● Problem:
Return each line of the records with nothing changed, pictures excepted.

● Record set:
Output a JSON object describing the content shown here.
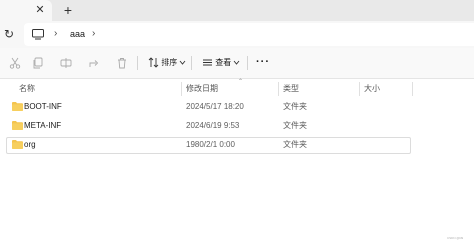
{
  "tabbar": {
    "close_glyph": "✕",
    "new_tab_glyph": "+"
  },
  "addressbar": {
    "refresh_glyph": "↻",
    "breadcrumb": [
      "aaa"
    ],
    "chevron": "›"
  },
  "toolbar": {
    "sort_label": "排序",
    "view_label": "查看",
    "more_label": "···"
  },
  "columns": {
    "name": "名称",
    "modified": "修改日期",
    "type": "类型",
    "size": "大小"
  },
  "files": [
    {
      "name": "BOOT-INF",
      "modified": "2024/5/17 18:20",
      "type": "文件夹",
      "size": "",
      "icon": "folder-icon"
    },
    {
      "name": "META-INF",
      "modified": "2024/6/19 9:53",
      "type": "文件夹",
      "size": "",
      "icon": "folder-icon"
    },
    {
      "name": "org",
      "modified": "1980/2/1 0:00",
      "type": "文件夹",
      "size": "",
      "icon": "folder-icon",
      "selected": true
    }
  ],
  "colors": {
    "folder": "#f4c44e",
    "titlebar": "#e9e9e9",
    "selection_border": "#dcdcdc"
  },
  "watermark": "CSDN @ltl9"
}
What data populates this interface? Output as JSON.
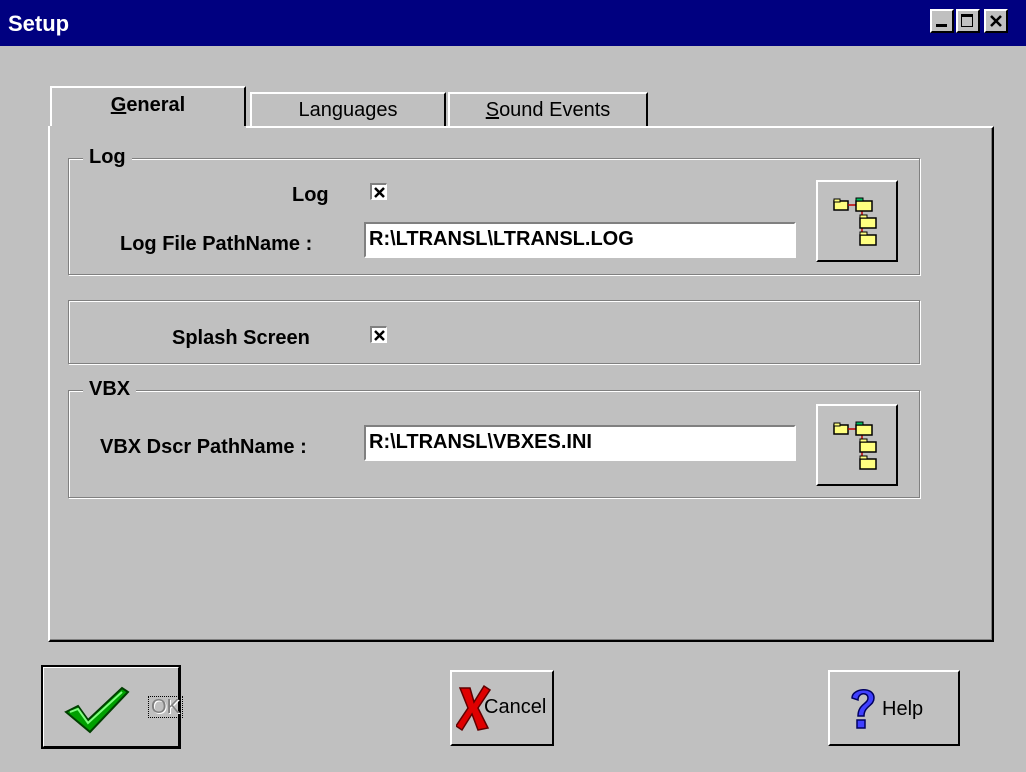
{
  "window": {
    "title": "Setup"
  },
  "tabs": [
    {
      "label": "General",
      "mnemonic": "G",
      "rest": "eneral",
      "active": true
    },
    {
      "label": "Languages",
      "active": false
    },
    {
      "label": "Sound Events",
      "mnemonic": "S",
      "rest": "ound Events",
      "active": false
    }
  ],
  "log_group": {
    "legend": "Log",
    "log_checkbox_label": "Log",
    "log_checked": true,
    "path_label": "Log File PathName :",
    "path_value": "R:\\LTRANSL\\LTRANSL.LOG"
  },
  "splash_group": {
    "label": "Splash Screen",
    "checked": true
  },
  "vbx_group": {
    "legend": "VBX",
    "path_label": "VBX Dscr PathName :",
    "path_value": "R:\\LTRANSL\\VBXES.INI"
  },
  "buttons": {
    "ok": "OK",
    "cancel": "Cancel",
    "help": "Help"
  },
  "icons": {
    "browse": "folder-tree-icon",
    "ok": "checkmark-icon",
    "cancel": "red-x-icon",
    "help": "question-mark-icon"
  }
}
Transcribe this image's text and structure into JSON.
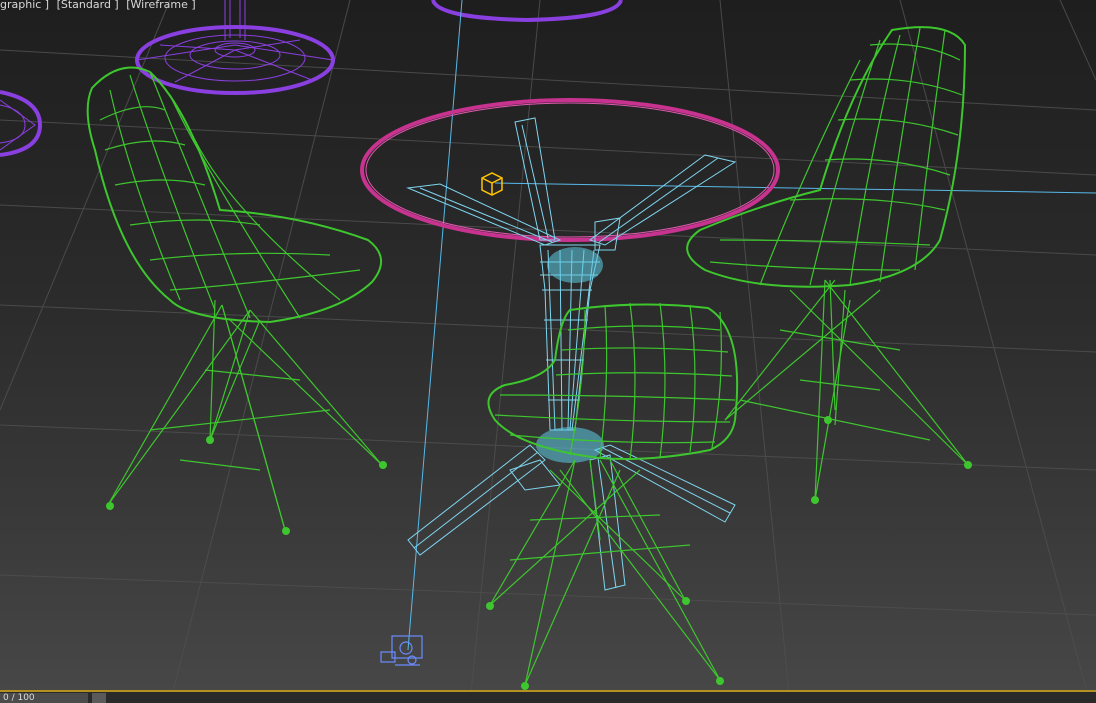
{
  "viewport": {
    "labels": [
      "graphic ]",
      "[Standard ]",
      "[Wireframe ]"
    ]
  },
  "colors": {
    "chair": "#3ec62e",
    "table_base": "#7fd6f0",
    "table_top": "#c8338f",
    "background_objects": "#8a3fe0",
    "grid": "#4e4e4e",
    "selection_line": "#58b8e8",
    "helper": "#ffc400",
    "timeline_accent": "#b3901f"
  },
  "icons": {
    "helper": "point-helper-icon",
    "camera": "camera-icon"
  },
  "timeline": {
    "frame": "0 / 100"
  }
}
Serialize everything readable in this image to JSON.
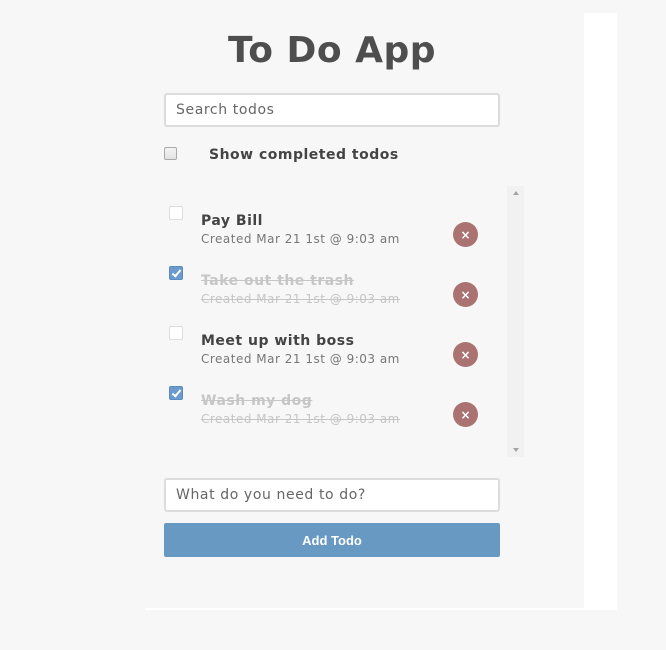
{
  "app": {
    "title": "To Do App"
  },
  "search": {
    "placeholder": "Search todos",
    "value": ""
  },
  "filter": {
    "show_completed_label": "Show completed todos",
    "show_completed_checked": false
  },
  "todos": [
    {
      "title": "Pay Bill",
      "created": "Created Mar 21 1st @ 9:03 am",
      "completed": false,
      "delete_icon": "close-icon"
    },
    {
      "title": "Take out the trash",
      "created": "Created Mar 21 1st @ 9:03 am",
      "completed": true,
      "delete_icon": "close-icon"
    },
    {
      "title": "Meet up with boss",
      "created": "Created Mar 21 1st @ 9:03 am",
      "completed": false,
      "delete_icon": "close-icon"
    },
    {
      "title": "Wash my dog",
      "created": "Created Mar 21 1st @ 9:03 am",
      "completed": true,
      "delete_icon": "close-icon"
    }
  ],
  "new_todo": {
    "placeholder": "What do you need to do?",
    "value": "",
    "add_label": "Add Todo"
  },
  "colors": {
    "accent": "#6899c2",
    "delete": "#ab7272",
    "checked": "#6a9ad0",
    "completed_text": "#c6c6c6"
  },
  "icons": {
    "delete": "×",
    "scroll_up": "triangle-up-icon",
    "scroll_down": "triangle-down-icon"
  }
}
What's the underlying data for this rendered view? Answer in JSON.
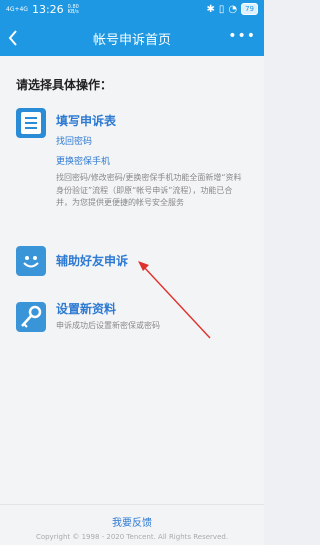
{
  "status_bar": {
    "signal": "4G+4G",
    "time": "13:26",
    "speed": "0.80 KB/s",
    "battery": "79"
  },
  "header": {
    "title": "帐号申诉首页",
    "more": "•••"
  },
  "main": {
    "prompt": "请选择具体操作：",
    "options": [
      {
        "title": "填写申诉表",
        "links": [
          "找回密码",
          "更换密保手机"
        ],
        "description": "找回密码/修改密码/更换密保手机功能全面新增“资料身份验证”流程（即原“帐号申诉”流程），功能已合并，为您提供更便捷的帐号安全服务"
      },
      {
        "title": "辅助好友申诉"
      },
      {
        "title": "设置新资料",
        "description": "申诉成功后设置新密保或密码"
      }
    ]
  },
  "footer": {
    "feedback": "我要反馈",
    "copyright": "Copyright © 1998 - 2020 Tencent. All Rights Reserved."
  },
  "colors": {
    "brand_blue": "#1e98e2",
    "link_blue": "#2e7ad2",
    "annotation_arrow": "#e0322c"
  }
}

● The reply:
Output a JSON object describing the content shown here.
{
  "tabbar": {
    "close_glyph": "✕",
    "new_tab_glyph": "+"
  },
  "addressbar": {
    "refresh_glyph": "↻",
    "breadcrumb": [
      "aaa"
    ],
    "chevron": "›"
  },
  "toolbar": {
    "sort_label": "排序",
    "view_label": "查看",
    "more_label": "···"
  },
  "columns": {
    "name": "名称",
    "modified": "修改日期",
    "type": "类型",
    "size": "大小"
  },
  "files": [
    {
      "name": "BOOT-INF",
      "modified": "2024/5/17 18:20",
      "type": "文件夹",
      "size": "",
      "icon": "folder-icon"
    },
    {
      "name": "META-INF",
      "modified": "2024/6/19 9:53",
      "type": "文件夹",
      "size": "",
      "icon": "folder-icon"
    },
    {
      "name": "org",
      "modified": "1980/2/1 0:00",
      "type": "文件夹",
      "size": "",
      "icon": "folder-icon",
      "selected": true
    }
  ],
  "colors": {
    "folder": "#f4c44e",
    "titlebar": "#e9e9e9",
    "selection_border": "#dcdcdc"
  },
  "watermark": "CSDN @ltl9"
}
What data populates this interface? Output as JSON.
{
  "window": {
    "title": "Setup"
  },
  "tabs": [
    {
      "label": "General",
      "mnemonic": "G",
      "rest": "eneral",
      "active": true
    },
    {
      "label": "Languages",
      "active": false
    },
    {
      "label": "Sound Events",
      "mnemonic": "S",
      "rest": "ound Events",
      "active": false
    }
  ],
  "log_group": {
    "legend": "Log",
    "log_checkbox_label": "Log",
    "log_checked": true,
    "path_label": "Log File PathName :",
    "path_value": "R:\\LTRANSL\\LTRANSL.LOG"
  },
  "splash_group": {
    "label": "Splash Screen",
    "checked": true
  },
  "vbx_group": {
    "legend": "VBX",
    "path_label": "VBX Dscr PathName :",
    "path_value": "R:\\LTRANSL\\VBXES.INI"
  },
  "buttons": {
    "ok": "OK",
    "cancel": "Cancel",
    "help": "Help"
  },
  "icons": {
    "browse": "folder-tree-icon",
    "ok": "checkmark-icon",
    "cancel": "red-x-icon",
    "help": "question-mark-icon"
  }
}
Transcribe this image's text and structure into JSON.
{
  "viewport": {
    "labels": [
      "graphic ]",
      "[Standard ]",
      "[Wireframe ]"
    ]
  },
  "colors": {
    "chair": "#3ec62e",
    "table_base": "#7fd6f0",
    "table_top": "#c8338f",
    "background_objects": "#8a3fe0",
    "grid": "#4e4e4e",
    "selection_line": "#58b8e8",
    "helper": "#ffc400",
    "timeline_accent": "#b3901f"
  },
  "icons": {
    "helper": "point-helper-icon",
    "camera": "camera-icon"
  },
  "timeline": {
    "frame": "0 / 100"
  }
}
Serialize everything readable in this image to JSON.
{
  "app": {
    "title": "To Do App"
  },
  "search": {
    "placeholder": "Search todos",
    "value": ""
  },
  "filter": {
    "show_completed_label": "Show completed todos",
    "show_completed_checked": false
  },
  "todos": [
    {
      "title": "Pay Bill",
      "created": "Created Mar 21 1st @ 9:03 am",
      "completed": false,
      "delete_icon": "close-icon"
    },
    {
      "title": "Take out the trash",
      "created": "Created Mar 21 1st @ 9:03 am",
      "completed": true,
      "delete_icon": "close-icon"
    },
    {
      "title": "Meet up with boss",
      "created": "Created Mar 21 1st @ 9:03 am",
      "completed": false,
      "delete_icon": "close-icon"
    },
    {
      "title": "Wash my dog",
      "created": "Created Mar 21 1st @ 9:03 am",
      "completed": true,
      "delete_icon": "close-icon"
    }
  ],
  "new_todo": {
    "placeholder": "What do you need to do?",
    "value": "",
    "add_label": "Add Todo"
  },
  "colors": {
    "accent": "#6899c2",
    "delete": "#ab7272",
    "checked": "#6a9ad0",
    "completed_text": "#c6c6c6"
  },
  "icons": {
    "delete": "×",
    "scroll_up": "triangle-up-icon",
    "scroll_down": "triangle-down-icon"
  }
}
What's the underlying data for this rendered view? Answer in JSON.
{
  "status_bar": {
    "signal": "4G+4G",
    "time": "13:26",
    "speed": "0.80 KB/s",
    "battery": "79"
  },
  "header": {
    "title": "帐号申诉首页",
    "more": "•••"
  },
  "main": {
    "prompt": "请选择具体操作：",
    "options": [
      {
        "title": "填写申诉表",
        "links": [
          "找回密码",
          "更换密保手机"
        ],
        "description": "找回密码/修改密码/更换密保手机功能全面新增“资料身份验证”流程（即原“帐号申诉”流程），功能已合并，为您提供更便捷的帐号安全服务"
      },
      {
        "title": "辅助好友申诉"
      },
      {
        "title": "设置新资料",
        "description": "申诉成功后设置新密保或密码"
      }
    ]
  },
  "footer": {
    "feedback": "我要反馈",
    "copyright": "Copyright © 1998 - 2020 Tencent. All Rights Reserved."
  },
  "colors": {
    "brand_blue": "#1e98e2",
    "link_blue": "#2e7ad2",
    "annotation_arrow": "#e0322c"
  }
}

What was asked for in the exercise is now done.